◆ MATERIAL FOR THIS EXERCISE

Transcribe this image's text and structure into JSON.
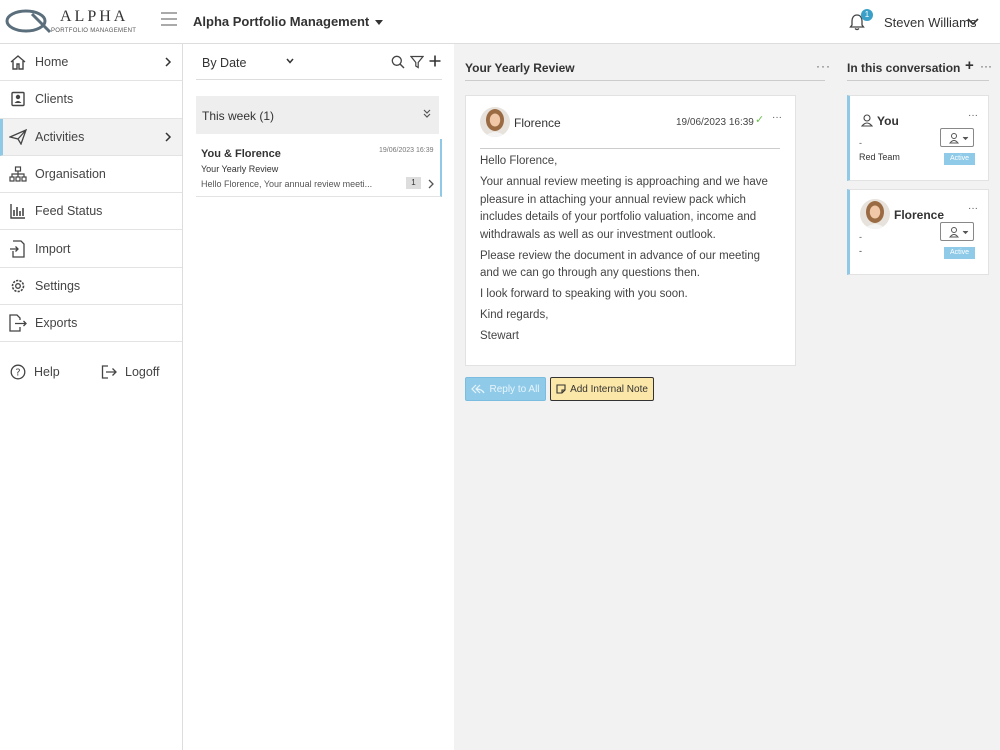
{
  "app": {
    "logo_word": "ALPHA",
    "logo_sub": "PORTFOLIO MANAGEMENT",
    "title": "Alpha Portfolio Management",
    "notification_count": "1",
    "user_name": "Steven Williams"
  },
  "sidebar": {
    "items": [
      {
        "label": "Home",
        "icon": "home-icon"
      },
      {
        "label": "Clients",
        "icon": "clients-icon"
      },
      {
        "label": "Activities",
        "icon": "paper-plane-icon"
      },
      {
        "label": "Organisation",
        "icon": "org-chart-icon"
      },
      {
        "label": "Feed Status",
        "icon": "bar-chart-icon"
      },
      {
        "label": "Import",
        "icon": "import-icon"
      },
      {
        "label": "Settings",
        "icon": "gear-icon"
      },
      {
        "label": "Exports",
        "icon": "export-icon"
      }
    ],
    "help_label": "Help",
    "logoff_label": "Logoff"
  },
  "list": {
    "sort_label": "By Date",
    "group_label": "This week (1)",
    "threads": [
      {
        "from": "You & Florence",
        "date": "19/06/2023 16:39",
        "subject": "Your Yearly Review",
        "preview": "Hello Florence, Your annual review meeti...",
        "count": "1"
      }
    ]
  },
  "conversation": {
    "title": "Your Yearly Review",
    "more": "···",
    "message": {
      "sender": "Florence",
      "date": "19/06/2023 16:39",
      "check": "✓",
      "more": "···",
      "body": [
        "Hello Florence,",
        "Your annual review meeting is approaching and we have pleasure in attaching your annual review pack which includes details of your portfolio valuation, income and withdrawals as well as our investment outlook.",
        "Please review the document in advance of our meeting and we can go through any questions then.",
        "I look forward to speaking with you soon.",
        "Kind regards,",
        "Stewart"
      ]
    },
    "reply_label": "Reply to All",
    "note_label": "Add Internal Note"
  },
  "participants": {
    "title": "In this conversation",
    "add": "+",
    "more": "···",
    "people": [
      {
        "name": "You",
        "line1": "-",
        "line2": "Red Team",
        "status": "Active",
        "more": "···"
      },
      {
        "name": "Florence",
        "line1": "-",
        "line2": "-",
        "status": "Active",
        "more": "···"
      }
    ]
  },
  "colors": {
    "accent": "#8fc9e6",
    "badge": "#3aa0c8",
    "note_button": "#fbe7a7",
    "check": "#6bbf4e"
  }
}
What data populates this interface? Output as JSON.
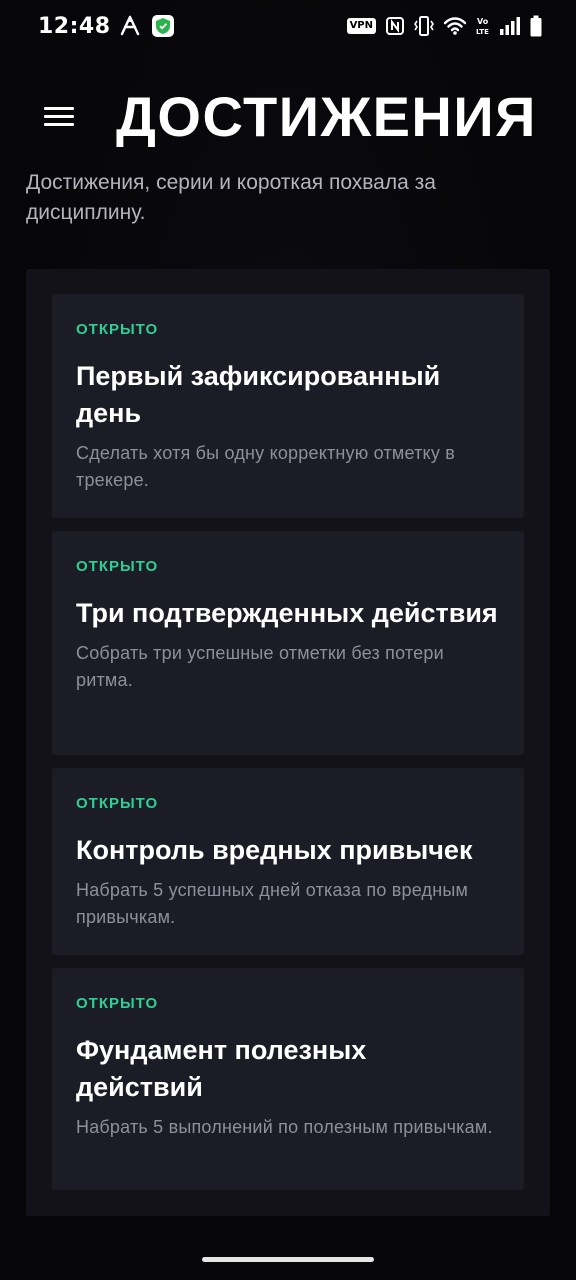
{
  "status_bar": {
    "time": "12:48",
    "vpn_label": "VPN",
    "icons": [
      "accessibility-icon",
      "shield-icon",
      "nfc-icon",
      "vibrate-icon",
      "wifi-icon",
      "volte-icon",
      "signal-icon",
      "battery-icon"
    ]
  },
  "header": {
    "title": "ДОСТИЖЕНИЯ",
    "menu_icon": "hamburger-menu-icon"
  },
  "subtitle": "Достижения, серии и короткая похвала за дисциплину.",
  "colors": {
    "background": "#07070a",
    "panel": "#121218",
    "card": "#1c1c26",
    "status_accent": "#2fcf93",
    "description_text": "#8f8f9c"
  },
  "achievements": [
    {
      "status": "ОТКРЫТО",
      "title": "Первый зафиксированный день",
      "description": "Сделать хотя бы одну корректную отметку в трекере."
    },
    {
      "status": "ОТКРЫТО",
      "title": "Три подтвержденных действия",
      "description": "Собрать три успешные отметки без потери ритма."
    },
    {
      "status": "ОТКРЫТО",
      "title": "Контроль вредных привычек",
      "description": "Набрать 5 успешных дней отказа по вредным привычкам."
    },
    {
      "status": "ОТКРЫТО",
      "title": "Фундамент полезных действий",
      "description": "Набрать 5 выполнений по полезным привычкам."
    }
  ]
}
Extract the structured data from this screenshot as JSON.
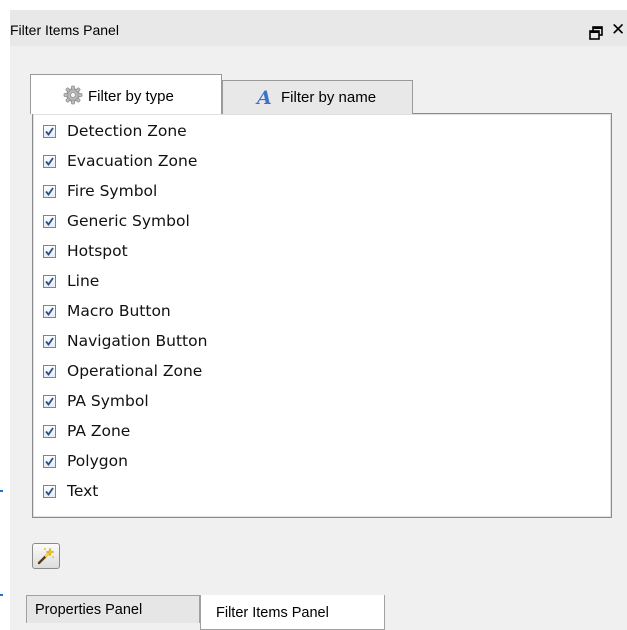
{
  "panel": {
    "title": "Filter Items Panel",
    "float_icon": "float-window-icon",
    "close_label": "✕"
  },
  "tabs": [
    {
      "label": "Filter by type",
      "icon": "gear-icon",
      "active": true
    },
    {
      "label": "Filter by name",
      "icon": "font-a-icon",
      "active": false
    }
  ],
  "filter_items": [
    {
      "label": "Detection Zone",
      "checked": true
    },
    {
      "label": "Evacuation Zone",
      "checked": true
    },
    {
      "label": "Fire Symbol",
      "checked": true
    },
    {
      "label": "Generic Symbol",
      "checked": true
    },
    {
      "label": "Hotspot",
      "checked": true
    },
    {
      "label": "Line",
      "checked": true
    },
    {
      "label": "Macro Button",
      "checked": true
    },
    {
      "label": "Navigation Button",
      "checked": true
    },
    {
      "label": "Operational Zone",
      "checked": true
    },
    {
      "label": "PA Symbol",
      "checked": true
    },
    {
      "label": "PA Zone",
      "checked": true
    },
    {
      "label": "Polygon",
      "checked": true
    },
    {
      "label": "Text",
      "checked": true
    }
  ],
  "actions": {
    "wand_icon": "magic-wand-icon"
  },
  "bottom_tabs": [
    {
      "label": "Properties Panel",
      "active": false
    },
    {
      "label": "Filter Items Panel",
      "active": true
    }
  ],
  "colors": {
    "panel_bg": "#f0f0f0",
    "accent": "#3f73c9",
    "checkbox_check": "#2a4f8a"
  }
}
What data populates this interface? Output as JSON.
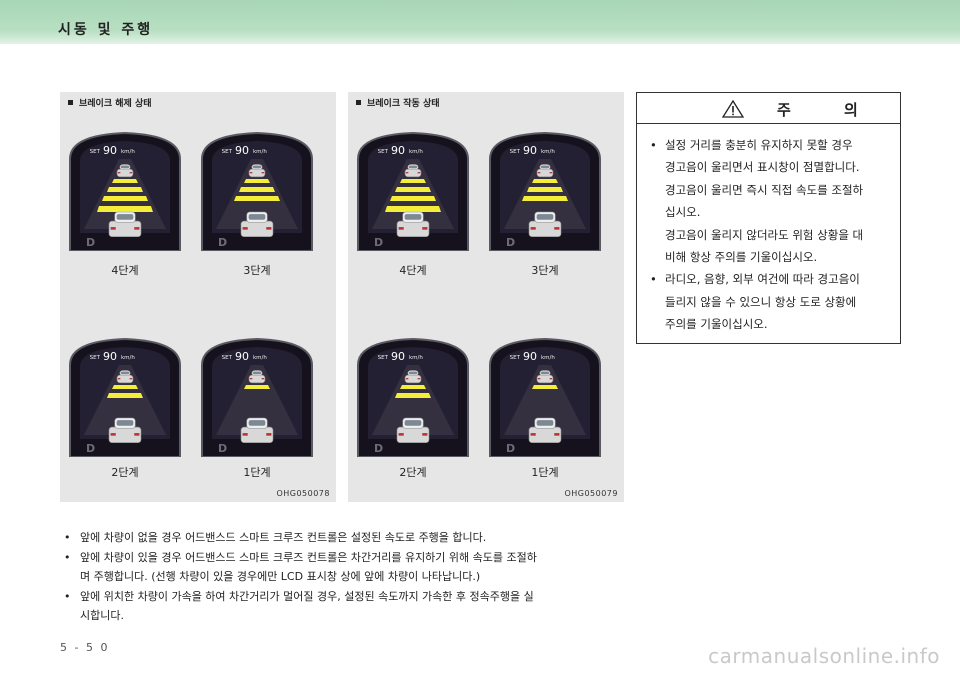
{
  "header": {
    "section_title": "시동 및 주행"
  },
  "panels": [
    {
      "heading": "브레이크 해제 상태",
      "image_code": "OHG050078",
      "gauges": [
        {
          "set_label": "SET",
          "speed": "90",
          "unit": "km/h",
          "stage_label": "4단계",
          "bars": 4
        },
        {
          "set_label": "SET",
          "speed": "90",
          "unit": "km/h",
          "stage_label": "3단계",
          "bars": 3
        },
        {
          "set_label": "SET",
          "speed": "90",
          "unit": "km/h",
          "stage_label": "2단계",
          "bars": 2
        },
        {
          "set_label": "SET",
          "speed": "90",
          "unit": "km/h",
          "stage_label": "1단계",
          "bars": 1
        }
      ]
    },
    {
      "heading": "브레이크 작동 상태",
      "image_code": "OHG050079",
      "gauges": [
        {
          "set_label": "SET",
          "speed": "90",
          "unit": "km/h",
          "stage_label": "4단계",
          "bars": 4
        },
        {
          "set_label": "SET",
          "speed": "90",
          "unit": "km/h",
          "stage_label": "3단계",
          "bars": 3
        },
        {
          "set_label": "SET",
          "speed": "90",
          "unit": "km/h",
          "stage_label": "2단계",
          "bars": 2
        },
        {
          "set_label": "SET",
          "speed": "90",
          "unit": "km/h",
          "stage_label": "1단계",
          "bars": 1
        }
      ]
    }
  ],
  "caution": {
    "title": "주 의",
    "items": [
      [
        "설정 거리를 충분히 유지하지 못할 경우",
        "경고음이 울리면서 표시창이 점멸합니다.",
        "경고음이 울리면 즉시 직접 속도를 조절하",
        "십시오.",
        "경고음이 울리지 않더라도 위험 상황을 대",
        "비해 항상 주의를 기울이십시오."
      ],
      [
        "라디오, 음향, 외부 여건에 따라 경고음이",
        "들리지 않을 수 있으니 항상 도로 상황에",
        "주의를 기울이십시오."
      ]
    ]
  },
  "notes": [
    [
      "앞에 차량이 없을 경우 어드밴스드 스마트 크루즈 컨트롤은 설정된 속도로 주행을 합니다."
    ],
    [
      "앞에 차량이 있을 경우 어드밴스드 스마트 크루즈 컨트롤은 차간거리를 유지하기 위해 속도를 조절하",
      "며 주행합니다. (선행 차량이 있을 경우에만 LCD 표시창 상에 앞에 차량이 나타납니다.)"
    ],
    [
      "앞에 위치한 차량이 가속을 하여 차간거리가 멀어질 경우, 설정된 속도까지 가속한 후 정속주행을 실",
      "시합니다."
    ]
  ],
  "page_number": "5 - 5 0",
  "watermark": "carmanualsonline.info",
  "colors": {
    "header_bar": "#a7d6b6",
    "panel_bg": "#e6e6e6",
    "bar_yellow": "#f4ee3a"
  }
}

◆ INSTRUCTIONS FOR THE TASK
Search the records for the string "Yearly" and return every line in which it occurs.

◆ EXERCISE OUTPUT
        "subject": "Your Yearly Review",
    "title": "Your Yearly Review",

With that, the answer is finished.